Problem: Rewrite the data below, replacing each occurrence of "pencil-icon" with "edit-icon" and keeping everything else unchanged.
━━━━━━━━━━━━━━━━
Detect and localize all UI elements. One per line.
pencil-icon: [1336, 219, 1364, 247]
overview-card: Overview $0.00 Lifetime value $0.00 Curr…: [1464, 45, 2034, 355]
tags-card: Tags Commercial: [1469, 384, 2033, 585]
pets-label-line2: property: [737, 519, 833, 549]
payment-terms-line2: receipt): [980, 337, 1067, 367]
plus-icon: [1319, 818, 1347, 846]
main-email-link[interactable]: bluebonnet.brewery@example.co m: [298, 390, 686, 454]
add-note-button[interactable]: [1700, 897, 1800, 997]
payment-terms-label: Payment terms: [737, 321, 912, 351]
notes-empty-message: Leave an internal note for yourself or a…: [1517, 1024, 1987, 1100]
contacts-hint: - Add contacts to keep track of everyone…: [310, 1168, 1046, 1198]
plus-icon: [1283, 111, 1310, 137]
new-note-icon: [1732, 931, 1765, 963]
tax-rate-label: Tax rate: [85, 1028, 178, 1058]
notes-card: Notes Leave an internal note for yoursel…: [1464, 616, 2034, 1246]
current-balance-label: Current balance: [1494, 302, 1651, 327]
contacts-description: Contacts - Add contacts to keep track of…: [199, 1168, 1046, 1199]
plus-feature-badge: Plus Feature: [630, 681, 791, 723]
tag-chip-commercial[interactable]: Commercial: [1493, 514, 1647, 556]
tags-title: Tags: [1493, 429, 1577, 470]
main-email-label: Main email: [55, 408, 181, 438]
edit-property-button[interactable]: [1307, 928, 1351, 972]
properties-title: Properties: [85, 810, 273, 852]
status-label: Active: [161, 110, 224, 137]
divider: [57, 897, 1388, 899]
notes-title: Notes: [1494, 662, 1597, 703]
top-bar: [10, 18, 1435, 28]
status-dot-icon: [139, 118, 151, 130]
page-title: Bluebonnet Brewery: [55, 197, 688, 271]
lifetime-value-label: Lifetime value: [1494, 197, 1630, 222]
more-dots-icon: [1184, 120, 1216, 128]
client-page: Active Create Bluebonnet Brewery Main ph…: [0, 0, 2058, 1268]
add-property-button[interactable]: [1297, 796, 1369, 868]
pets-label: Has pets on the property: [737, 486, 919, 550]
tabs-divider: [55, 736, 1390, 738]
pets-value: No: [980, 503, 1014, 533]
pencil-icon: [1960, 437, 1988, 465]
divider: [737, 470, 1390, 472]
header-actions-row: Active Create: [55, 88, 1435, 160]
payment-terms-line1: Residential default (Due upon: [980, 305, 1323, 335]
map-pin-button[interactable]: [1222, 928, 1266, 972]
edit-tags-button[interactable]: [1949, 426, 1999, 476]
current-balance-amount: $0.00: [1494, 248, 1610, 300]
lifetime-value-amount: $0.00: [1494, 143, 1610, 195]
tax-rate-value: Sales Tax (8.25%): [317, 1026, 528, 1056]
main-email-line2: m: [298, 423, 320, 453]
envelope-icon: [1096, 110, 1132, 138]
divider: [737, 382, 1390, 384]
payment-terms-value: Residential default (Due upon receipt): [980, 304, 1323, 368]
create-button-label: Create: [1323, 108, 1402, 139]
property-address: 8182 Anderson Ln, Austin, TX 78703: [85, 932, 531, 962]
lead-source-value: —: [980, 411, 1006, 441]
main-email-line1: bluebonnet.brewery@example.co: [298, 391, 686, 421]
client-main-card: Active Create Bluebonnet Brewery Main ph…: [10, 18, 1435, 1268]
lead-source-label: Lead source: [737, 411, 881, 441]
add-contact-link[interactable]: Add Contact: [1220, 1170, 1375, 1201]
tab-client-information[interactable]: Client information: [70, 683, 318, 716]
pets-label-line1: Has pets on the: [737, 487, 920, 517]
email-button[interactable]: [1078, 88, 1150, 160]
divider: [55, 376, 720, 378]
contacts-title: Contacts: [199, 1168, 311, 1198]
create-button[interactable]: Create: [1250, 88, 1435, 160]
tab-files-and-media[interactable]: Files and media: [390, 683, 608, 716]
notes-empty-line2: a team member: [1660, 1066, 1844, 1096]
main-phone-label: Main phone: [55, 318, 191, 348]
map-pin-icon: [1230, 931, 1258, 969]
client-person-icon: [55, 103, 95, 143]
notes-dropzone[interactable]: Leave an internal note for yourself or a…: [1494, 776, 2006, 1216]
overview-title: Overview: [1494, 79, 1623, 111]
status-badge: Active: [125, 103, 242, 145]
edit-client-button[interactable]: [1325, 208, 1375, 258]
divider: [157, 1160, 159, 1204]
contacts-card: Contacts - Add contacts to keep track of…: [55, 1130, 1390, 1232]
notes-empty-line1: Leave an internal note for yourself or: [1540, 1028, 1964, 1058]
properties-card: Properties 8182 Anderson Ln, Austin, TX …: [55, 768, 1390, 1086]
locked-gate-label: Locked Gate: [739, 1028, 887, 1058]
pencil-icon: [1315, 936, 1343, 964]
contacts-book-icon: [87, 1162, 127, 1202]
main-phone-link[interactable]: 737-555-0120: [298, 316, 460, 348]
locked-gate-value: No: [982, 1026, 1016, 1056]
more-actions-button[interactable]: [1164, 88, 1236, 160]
━━━━━━━━━━━━━━━━
Exercise solution:
Detect and localize all UI elements. One per line.
edit-icon: [1336, 219, 1364, 247]
overview-card: Overview $0.00 Lifetime value $0.00 Curr…: [1464, 45, 2034, 355]
tags-card: Tags Commercial: [1469, 384, 2033, 585]
pets-label-line2: property: [737, 519, 833, 549]
payment-terms-line2: receipt): [980, 337, 1067, 367]
plus-icon: [1319, 818, 1347, 846]
main-email-link[interactable]: bluebonnet.brewery@example.co m: [298, 390, 686, 454]
add-note-button[interactable]: [1700, 897, 1800, 997]
payment-terms-label: Payment terms: [737, 321, 912, 351]
notes-empty-message: Leave an internal note for yourself or a…: [1517, 1024, 1987, 1100]
contacts-hint: - Add contacts to keep track of everyone…: [310, 1168, 1046, 1198]
plus-icon: [1283, 111, 1310, 137]
new-note-icon: [1732, 931, 1765, 963]
tax-rate-label: Tax rate: [85, 1028, 178, 1058]
notes-card: Notes Leave an internal note for yoursel…: [1464, 616, 2034, 1246]
current-balance-label: Current balance: [1494, 302, 1651, 327]
contacts-description: Contacts - Add contacts to keep track of…: [199, 1168, 1046, 1199]
plus-feature-badge: Plus Feature: [630, 681, 791, 723]
tag-chip-commercial[interactable]: Commercial: [1493, 514, 1647, 556]
tags-title: Tags: [1493, 429, 1577, 470]
main-email-label: Main email: [55, 408, 181, 438]
edit-property-button[interactable]: [1307, 928, 1351, 972]
properties-title: Properties: [85, 810, 273, 852]
status-label: Active: [161, 110, 224, 137]
divider: [57, 897, 1388, 899]
notes-title: Notes: [1494, 662, 1597, 703]
top-bar: [10, 18, 1435, 28]
status-dot-icon: [139, 118, 151, 130]
page-title: Bluebonnet Brewery: [55, 197, 688, 271]
lifetime-value-label: Lifetime value: [1494, 197, 1630, 222]
more-dots-icon: [1184, 120, 1216, 128]
client-page: Active Create Bluebonnet Brewery Main ph…: [0, 0, 2058, 1268]
add-property-button[interactable]: [1297, 796, 1369, 868]
pets-label: Has pets on the property: [737, 486, 919, 550]
tabs-divider: [55, 736, 1390, 738]
pets-value: No: [980, 503, 1014, 533]
edit-icon: [1960, 437, 1988, 465]
divider: [737, 470, 1390, 472]
header-actions-row: Active Create: [55, 88, 1435, 160]
payment-terms-line1: Residential default (Due upon: [980, 305, 1323, 335]
map-pin-button[interactable]: [1222, 928, 1266, 972]
edit-tags-button[interactable]: [1949, 426, 1999, 476]
current-balance-amount: $0.00: [1494, 248, 1610, 300]
lifetime-value-amount: $0.00: [1494, 143, 1610, 195]
tax-rate-value: Sales Tax (8.25%): [317, 1026, 528, 1056]
main-email-line2: m: [298, 423, 320, 453]
envelope-icon: [1096, 110, 1132, 138]
divider: [737, 382, 1390, 384]
payment-terms-value: Residential default (Due upon receipt): [980, 304, 1323, 368]
create-button-label: Create: [1323, 108, 1402, 139]
property-address: 8182 Anderson Ln, Austin, TX 78703: [85, 932, 531, 962]
lead-source-value: —: [980, 411, 1006, 441]
main-email-line1: bluebonnet.brewery@example.co: [298, 391, 686, 421]
client-main-card: Active Create Bluebonnet Brewery Main ph…: [10, 18, 1435, 1268]
lead-source-label: Lead source: [737, 411, 881, 441]
add-contact-link[interactable]: Add Contact: [1220, 1170, 1375, 1201]
tab-client-information[interactable]: Client information: [70, 683, 318, 716]
pets-label-line1: Has pets on the: [737, 487, 920, 517]
email-button[interactable]: [1078, 88, 1150, 160]
divider: [55, 376, 720, 378]
contacts-title: Contacts: [199, 1168, 311, 1198]
create-button[interactable]: Create: [1250, 88, 1435, 160]
tab-files-and-media[interactable]: Files and media: [390, 683, 608, 716]
notes-empty-line2: a team member: [1660, 1066, 1844, 1096]
main-phone-label: Main phone: [55, 318, 191, 348]
map-pin-icon: [1230, 931, 1258, 969]
client-person-icon: [55, 103, 95, 143]
notes-dropzone[interactable]: Leave an internal note for yourself or a…: [1494, 776, 2006, 1216]
overview-title: Overview: [1494, 79, 1623, 111]
status-badge: Active: [125, 103, 242, 145]
edit-client-button[interactable]: [1325, 208, 1375, 258]
divider: [157, 1160, 159, 1204]
contacts-card: Contacts - Add contacts to keep track of…: [55, 1130, 1390, 1232]
notes-empty-line1: Leave an internal note for yourself or: [1540, 1028, 1964, 1058]
properties-card: Properties 8182 Anderson Ln, Austin, TX …: [55, 768, 1390, 1086]
locked-gate-label: Locked Gate: [739, 1028, 887, 1058]
edit-icon: [1315, 936, 1343, 964]
contacts-book-icon: [87, 1162, 127, 1202]
main-phone-link[interactable]: 737-555-0120: [298, 316, 460, 348]
locked-gate-value: No: [982, 1026, 1016, 1056]
more-actions-button[interactable]: [1164, 88, 1236, 160]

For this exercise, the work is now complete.